▶ _GOAL_
Look through the material below for "name". Copy every line that contains it.

▶ _DATA_

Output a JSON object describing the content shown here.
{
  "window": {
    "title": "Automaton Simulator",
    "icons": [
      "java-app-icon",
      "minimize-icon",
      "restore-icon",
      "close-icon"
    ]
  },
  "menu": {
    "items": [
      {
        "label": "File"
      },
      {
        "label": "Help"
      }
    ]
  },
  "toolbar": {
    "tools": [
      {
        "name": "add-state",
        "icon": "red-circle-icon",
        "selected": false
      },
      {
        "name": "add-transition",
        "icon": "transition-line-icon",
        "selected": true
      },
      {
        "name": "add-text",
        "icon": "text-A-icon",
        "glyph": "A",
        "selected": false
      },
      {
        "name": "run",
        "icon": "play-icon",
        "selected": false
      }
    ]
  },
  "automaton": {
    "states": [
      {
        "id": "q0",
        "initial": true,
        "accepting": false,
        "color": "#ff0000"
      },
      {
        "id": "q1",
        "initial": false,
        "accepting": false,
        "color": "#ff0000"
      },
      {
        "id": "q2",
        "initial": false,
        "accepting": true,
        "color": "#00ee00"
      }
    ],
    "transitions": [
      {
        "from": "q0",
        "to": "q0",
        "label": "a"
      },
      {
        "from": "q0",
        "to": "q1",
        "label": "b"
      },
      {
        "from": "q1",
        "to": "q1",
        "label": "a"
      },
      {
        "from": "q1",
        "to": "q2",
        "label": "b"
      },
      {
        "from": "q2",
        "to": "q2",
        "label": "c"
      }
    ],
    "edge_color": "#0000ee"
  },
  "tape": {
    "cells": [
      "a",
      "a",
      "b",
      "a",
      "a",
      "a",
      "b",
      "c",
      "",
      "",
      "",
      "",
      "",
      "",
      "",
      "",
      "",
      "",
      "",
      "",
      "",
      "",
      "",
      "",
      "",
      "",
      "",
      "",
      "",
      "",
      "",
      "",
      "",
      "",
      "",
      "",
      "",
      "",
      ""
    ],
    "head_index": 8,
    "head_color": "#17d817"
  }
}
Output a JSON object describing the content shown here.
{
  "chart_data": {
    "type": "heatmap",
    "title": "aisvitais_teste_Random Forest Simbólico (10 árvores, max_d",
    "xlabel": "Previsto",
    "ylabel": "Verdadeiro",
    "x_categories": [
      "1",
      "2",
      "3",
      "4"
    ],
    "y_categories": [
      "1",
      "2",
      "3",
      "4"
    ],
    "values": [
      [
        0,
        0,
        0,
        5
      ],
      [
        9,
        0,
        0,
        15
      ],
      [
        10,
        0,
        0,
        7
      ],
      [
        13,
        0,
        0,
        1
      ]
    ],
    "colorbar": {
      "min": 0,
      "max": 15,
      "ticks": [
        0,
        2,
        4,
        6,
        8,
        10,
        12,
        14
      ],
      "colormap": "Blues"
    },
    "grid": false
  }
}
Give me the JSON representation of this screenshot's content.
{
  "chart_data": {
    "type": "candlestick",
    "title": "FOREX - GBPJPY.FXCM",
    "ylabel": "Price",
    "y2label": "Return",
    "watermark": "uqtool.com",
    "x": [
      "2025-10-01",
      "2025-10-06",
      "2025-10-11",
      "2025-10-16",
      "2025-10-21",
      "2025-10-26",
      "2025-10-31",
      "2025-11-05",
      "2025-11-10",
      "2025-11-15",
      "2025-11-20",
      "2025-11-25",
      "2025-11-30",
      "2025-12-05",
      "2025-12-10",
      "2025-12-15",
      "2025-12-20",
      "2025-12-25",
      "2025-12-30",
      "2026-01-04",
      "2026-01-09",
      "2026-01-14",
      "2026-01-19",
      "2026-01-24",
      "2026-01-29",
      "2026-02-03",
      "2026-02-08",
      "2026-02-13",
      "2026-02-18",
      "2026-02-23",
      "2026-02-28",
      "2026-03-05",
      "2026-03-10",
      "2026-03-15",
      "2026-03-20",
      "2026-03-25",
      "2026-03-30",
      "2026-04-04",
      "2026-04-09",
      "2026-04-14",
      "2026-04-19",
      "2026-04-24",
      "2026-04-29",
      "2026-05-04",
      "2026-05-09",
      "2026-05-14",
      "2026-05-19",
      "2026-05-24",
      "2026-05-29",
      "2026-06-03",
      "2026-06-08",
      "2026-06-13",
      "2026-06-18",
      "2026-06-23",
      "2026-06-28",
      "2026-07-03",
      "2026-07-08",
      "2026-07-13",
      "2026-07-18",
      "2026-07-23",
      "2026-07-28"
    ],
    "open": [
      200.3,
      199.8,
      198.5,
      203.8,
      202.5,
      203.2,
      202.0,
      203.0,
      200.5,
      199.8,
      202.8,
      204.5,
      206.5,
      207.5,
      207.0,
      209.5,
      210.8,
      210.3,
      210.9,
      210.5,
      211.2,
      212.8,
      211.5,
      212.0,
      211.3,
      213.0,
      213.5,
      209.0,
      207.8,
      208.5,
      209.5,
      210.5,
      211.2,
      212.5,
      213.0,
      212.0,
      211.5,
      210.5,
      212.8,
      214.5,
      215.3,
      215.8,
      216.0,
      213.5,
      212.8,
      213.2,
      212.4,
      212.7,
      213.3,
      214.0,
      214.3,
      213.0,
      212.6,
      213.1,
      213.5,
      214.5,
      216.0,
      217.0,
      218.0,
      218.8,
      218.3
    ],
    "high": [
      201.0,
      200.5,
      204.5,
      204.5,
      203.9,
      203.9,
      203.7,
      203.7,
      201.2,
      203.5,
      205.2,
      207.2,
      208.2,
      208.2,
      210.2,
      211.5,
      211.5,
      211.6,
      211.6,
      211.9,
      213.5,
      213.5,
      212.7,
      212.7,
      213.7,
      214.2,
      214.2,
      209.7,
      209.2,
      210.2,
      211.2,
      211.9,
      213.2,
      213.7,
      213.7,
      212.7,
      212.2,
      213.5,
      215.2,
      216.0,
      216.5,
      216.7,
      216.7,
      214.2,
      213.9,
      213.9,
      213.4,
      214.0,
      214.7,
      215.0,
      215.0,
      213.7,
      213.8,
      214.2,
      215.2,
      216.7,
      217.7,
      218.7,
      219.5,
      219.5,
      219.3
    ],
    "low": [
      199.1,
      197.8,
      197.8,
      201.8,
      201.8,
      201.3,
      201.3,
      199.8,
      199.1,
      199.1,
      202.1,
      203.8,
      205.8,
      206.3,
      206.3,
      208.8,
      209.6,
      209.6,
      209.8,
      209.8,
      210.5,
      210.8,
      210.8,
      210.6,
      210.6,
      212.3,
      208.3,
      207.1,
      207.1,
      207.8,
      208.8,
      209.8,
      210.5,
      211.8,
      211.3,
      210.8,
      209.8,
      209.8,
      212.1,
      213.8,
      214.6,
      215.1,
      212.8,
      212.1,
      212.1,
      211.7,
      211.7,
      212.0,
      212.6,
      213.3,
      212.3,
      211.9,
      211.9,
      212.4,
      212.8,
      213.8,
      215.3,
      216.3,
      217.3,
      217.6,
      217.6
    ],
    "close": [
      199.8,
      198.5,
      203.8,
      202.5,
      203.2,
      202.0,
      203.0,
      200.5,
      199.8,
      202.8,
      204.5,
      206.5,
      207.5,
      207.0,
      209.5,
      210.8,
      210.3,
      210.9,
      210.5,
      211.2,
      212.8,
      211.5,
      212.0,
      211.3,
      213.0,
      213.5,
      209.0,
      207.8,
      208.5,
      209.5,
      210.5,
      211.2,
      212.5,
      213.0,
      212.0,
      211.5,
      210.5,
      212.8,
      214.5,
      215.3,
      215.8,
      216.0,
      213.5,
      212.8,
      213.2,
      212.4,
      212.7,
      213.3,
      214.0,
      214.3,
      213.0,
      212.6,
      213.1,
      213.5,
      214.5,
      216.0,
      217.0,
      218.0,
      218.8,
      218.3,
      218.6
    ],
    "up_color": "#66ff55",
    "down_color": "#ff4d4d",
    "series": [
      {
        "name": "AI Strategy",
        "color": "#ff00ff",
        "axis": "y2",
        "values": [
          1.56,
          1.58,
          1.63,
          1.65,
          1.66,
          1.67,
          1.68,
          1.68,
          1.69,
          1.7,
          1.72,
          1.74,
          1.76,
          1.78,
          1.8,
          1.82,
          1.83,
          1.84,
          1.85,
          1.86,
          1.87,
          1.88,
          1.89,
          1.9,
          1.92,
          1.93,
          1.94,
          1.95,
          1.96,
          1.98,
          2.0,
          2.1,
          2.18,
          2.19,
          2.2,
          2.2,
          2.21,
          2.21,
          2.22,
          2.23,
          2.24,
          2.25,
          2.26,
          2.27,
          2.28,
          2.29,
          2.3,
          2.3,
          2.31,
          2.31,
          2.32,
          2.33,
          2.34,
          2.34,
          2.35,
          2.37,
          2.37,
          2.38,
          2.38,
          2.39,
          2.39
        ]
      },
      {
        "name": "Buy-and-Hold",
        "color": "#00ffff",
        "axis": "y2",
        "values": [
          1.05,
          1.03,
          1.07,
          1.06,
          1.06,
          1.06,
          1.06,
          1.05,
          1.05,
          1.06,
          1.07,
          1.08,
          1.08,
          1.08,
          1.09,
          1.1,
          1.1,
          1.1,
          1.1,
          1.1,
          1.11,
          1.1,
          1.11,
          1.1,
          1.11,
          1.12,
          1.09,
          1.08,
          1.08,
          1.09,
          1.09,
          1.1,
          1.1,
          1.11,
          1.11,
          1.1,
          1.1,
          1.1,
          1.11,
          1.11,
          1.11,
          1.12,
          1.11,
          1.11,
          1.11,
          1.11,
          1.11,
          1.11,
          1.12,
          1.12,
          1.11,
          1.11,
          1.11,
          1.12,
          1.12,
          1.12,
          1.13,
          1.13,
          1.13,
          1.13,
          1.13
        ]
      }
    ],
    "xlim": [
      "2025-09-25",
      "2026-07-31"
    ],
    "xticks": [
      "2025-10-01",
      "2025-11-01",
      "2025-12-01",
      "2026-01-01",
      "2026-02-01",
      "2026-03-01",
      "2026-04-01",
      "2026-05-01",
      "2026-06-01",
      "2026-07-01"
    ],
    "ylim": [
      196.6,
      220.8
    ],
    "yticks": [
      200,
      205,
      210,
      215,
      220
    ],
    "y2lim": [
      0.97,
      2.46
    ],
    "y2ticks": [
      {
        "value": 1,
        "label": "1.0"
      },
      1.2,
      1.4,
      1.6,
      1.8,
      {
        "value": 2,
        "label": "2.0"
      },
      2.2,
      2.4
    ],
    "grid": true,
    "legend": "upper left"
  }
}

▶ _TASK ANSWER_
        "name": "add-state",
        "name": "add-transition",
        "name": "add-text",
        "name": "run",
        "name": "AI Strategy",
        "name": "Buy-and-Hold",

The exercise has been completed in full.